# [Information supplied]
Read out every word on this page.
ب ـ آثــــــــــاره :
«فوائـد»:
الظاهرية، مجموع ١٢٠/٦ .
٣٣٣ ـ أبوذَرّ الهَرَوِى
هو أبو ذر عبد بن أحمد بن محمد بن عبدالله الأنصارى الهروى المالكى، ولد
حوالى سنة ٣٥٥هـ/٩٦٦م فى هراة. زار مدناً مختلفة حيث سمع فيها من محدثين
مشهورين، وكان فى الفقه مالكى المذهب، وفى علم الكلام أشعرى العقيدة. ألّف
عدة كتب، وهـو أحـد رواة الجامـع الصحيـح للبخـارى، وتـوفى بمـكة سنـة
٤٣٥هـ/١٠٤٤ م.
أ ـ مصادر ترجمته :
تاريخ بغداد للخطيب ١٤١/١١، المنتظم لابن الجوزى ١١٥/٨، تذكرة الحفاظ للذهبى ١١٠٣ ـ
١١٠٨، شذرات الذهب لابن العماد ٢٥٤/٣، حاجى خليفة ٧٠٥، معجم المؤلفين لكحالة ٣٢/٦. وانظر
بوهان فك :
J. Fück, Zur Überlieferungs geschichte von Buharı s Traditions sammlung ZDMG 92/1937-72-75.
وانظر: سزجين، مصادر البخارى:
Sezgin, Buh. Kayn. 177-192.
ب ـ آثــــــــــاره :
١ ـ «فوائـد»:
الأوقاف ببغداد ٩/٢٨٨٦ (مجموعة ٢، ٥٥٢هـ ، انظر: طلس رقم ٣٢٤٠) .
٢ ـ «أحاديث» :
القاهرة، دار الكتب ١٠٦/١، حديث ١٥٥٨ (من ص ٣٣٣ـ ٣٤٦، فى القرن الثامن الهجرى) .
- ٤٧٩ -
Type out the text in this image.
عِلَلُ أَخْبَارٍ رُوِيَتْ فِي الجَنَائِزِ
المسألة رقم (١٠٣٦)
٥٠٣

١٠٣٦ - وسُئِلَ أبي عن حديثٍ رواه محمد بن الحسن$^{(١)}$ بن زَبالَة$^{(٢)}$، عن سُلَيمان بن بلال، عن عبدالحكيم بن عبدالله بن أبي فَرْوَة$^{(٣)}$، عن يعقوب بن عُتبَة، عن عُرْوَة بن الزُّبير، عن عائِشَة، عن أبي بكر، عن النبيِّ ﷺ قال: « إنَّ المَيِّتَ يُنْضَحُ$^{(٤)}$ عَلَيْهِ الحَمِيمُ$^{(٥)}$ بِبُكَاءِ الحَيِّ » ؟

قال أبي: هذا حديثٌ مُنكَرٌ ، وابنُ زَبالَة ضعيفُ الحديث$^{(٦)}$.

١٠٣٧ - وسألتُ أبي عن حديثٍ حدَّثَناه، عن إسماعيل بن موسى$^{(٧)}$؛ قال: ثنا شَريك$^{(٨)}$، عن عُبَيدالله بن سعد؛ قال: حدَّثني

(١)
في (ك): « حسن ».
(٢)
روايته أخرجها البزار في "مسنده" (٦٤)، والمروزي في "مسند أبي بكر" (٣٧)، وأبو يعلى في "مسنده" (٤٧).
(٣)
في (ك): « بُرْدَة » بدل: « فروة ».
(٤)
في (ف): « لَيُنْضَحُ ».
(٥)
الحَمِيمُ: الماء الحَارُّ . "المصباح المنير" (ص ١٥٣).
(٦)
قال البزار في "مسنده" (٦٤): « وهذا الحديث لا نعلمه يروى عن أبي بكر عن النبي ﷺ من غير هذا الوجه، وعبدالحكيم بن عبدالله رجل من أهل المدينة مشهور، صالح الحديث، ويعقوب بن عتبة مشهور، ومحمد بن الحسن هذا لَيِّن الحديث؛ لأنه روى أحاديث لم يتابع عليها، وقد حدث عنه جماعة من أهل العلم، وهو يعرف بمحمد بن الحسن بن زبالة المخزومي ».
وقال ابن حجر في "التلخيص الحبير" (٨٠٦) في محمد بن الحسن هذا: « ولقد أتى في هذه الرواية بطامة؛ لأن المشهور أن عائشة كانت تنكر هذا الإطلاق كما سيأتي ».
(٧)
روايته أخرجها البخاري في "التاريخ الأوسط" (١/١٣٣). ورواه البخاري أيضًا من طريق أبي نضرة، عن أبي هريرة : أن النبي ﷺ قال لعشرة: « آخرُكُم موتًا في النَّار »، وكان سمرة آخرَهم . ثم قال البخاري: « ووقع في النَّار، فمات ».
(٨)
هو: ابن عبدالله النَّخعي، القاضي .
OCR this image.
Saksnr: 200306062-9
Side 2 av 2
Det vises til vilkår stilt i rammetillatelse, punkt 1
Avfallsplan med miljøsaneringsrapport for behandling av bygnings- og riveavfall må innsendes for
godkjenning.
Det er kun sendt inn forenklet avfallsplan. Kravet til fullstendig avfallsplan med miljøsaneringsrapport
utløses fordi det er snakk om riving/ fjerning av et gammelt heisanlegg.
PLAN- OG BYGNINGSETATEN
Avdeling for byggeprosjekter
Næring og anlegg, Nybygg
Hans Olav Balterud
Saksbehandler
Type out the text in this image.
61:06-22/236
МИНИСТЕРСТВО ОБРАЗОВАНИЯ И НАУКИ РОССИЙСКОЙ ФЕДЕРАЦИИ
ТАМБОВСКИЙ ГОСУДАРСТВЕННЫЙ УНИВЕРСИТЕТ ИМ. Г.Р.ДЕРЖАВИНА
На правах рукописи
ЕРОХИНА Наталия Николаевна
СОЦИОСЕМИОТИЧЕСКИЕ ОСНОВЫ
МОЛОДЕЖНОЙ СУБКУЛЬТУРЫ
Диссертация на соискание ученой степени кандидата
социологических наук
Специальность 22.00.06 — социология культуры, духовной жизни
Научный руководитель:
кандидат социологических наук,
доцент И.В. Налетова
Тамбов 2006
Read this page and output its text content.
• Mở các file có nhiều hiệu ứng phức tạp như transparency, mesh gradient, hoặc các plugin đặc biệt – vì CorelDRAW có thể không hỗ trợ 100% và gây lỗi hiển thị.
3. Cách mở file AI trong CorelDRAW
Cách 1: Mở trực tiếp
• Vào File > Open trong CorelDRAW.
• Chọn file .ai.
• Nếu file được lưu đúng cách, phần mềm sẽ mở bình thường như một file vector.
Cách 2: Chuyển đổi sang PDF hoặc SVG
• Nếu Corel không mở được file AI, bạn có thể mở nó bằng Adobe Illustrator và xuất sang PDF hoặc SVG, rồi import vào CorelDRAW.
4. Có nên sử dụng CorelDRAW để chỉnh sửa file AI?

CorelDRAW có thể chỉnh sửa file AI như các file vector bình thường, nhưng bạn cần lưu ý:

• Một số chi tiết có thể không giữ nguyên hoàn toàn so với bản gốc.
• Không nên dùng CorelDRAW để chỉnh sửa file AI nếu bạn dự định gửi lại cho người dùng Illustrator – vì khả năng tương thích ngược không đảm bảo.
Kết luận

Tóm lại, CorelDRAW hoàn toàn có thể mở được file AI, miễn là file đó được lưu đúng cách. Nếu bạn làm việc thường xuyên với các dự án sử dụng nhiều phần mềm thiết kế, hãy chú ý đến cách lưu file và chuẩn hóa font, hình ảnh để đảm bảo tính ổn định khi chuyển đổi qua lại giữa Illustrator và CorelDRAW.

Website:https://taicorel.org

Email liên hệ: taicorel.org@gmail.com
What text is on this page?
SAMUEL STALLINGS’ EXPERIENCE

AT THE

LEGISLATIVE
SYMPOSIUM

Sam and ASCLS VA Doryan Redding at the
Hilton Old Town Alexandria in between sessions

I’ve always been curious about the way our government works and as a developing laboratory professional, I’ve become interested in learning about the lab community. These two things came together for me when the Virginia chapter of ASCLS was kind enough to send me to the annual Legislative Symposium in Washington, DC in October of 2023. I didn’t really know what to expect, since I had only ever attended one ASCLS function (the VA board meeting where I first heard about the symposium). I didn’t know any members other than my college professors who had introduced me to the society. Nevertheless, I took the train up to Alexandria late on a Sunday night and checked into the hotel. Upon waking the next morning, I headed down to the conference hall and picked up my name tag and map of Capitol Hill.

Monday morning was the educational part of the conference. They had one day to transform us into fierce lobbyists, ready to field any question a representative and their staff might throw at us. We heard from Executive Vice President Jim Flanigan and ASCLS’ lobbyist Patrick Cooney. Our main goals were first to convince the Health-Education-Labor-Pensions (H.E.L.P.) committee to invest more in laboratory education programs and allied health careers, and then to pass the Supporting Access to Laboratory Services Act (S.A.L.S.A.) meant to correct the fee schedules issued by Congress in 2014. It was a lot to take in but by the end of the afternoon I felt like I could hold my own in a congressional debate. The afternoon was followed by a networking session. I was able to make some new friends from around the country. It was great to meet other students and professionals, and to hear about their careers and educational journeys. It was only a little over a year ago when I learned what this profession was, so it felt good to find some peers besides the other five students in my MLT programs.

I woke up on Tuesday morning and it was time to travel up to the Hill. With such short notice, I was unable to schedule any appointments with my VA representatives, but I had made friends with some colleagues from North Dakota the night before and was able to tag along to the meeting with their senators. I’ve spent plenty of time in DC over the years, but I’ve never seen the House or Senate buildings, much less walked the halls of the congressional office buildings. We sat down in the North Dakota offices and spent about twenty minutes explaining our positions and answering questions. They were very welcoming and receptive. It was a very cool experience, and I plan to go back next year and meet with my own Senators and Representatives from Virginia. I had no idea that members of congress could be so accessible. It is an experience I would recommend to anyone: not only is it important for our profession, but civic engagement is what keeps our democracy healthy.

# [The exercise]
Gather all lines with the string "CorelDRAW" from the data.

# [Exercise result]
• Mở các file có nhiều hiệu ứng phức tạp như transparency, mesh gradient, hoặc các plugin đặc biệt – vì CorelDRAW có thể không hỗ trợ 100% và gây lỗi hiển thị.
3. Cách mở file AI trong CorelDRAW
• Vào File > Open trong CorelDRAW.
• Nếu Corel không mở được file AI, bạn có thể mở nó bằng Adobe Illustrator và xuất sang PDF hoặc SVG, rồi import vào CorelDRAW.
4. Có nên sử dụng CorelDRAW để chỉnh sửa file AI?
CorelDRAW có thể chỉnh sửa file AI như các file vector bình thường, nhưng bạn cần lưu ý:
• Không nên dùng CorelDRAW để chỉnh sửa file AI nếu bạn dự định gửi lại cho người dùng Illustrator – vì khả năng tương thích ngược không đảm bảo.
Tóm lại, CorelDRAW hoàn toàn có thể mở được file AI, miễn là file đó được lưu đúng cách. Nếu bạn làm việc thường xuyên với các dự án sử dụng nhiều phần mềm thiết kế, hãy chú ý đến cách lưu file và chuẩn hóa font, hình ảnh để đảm bảo tính ổn định khi chuyển đổi qua lại giữa Illustrator và CorelDRAW.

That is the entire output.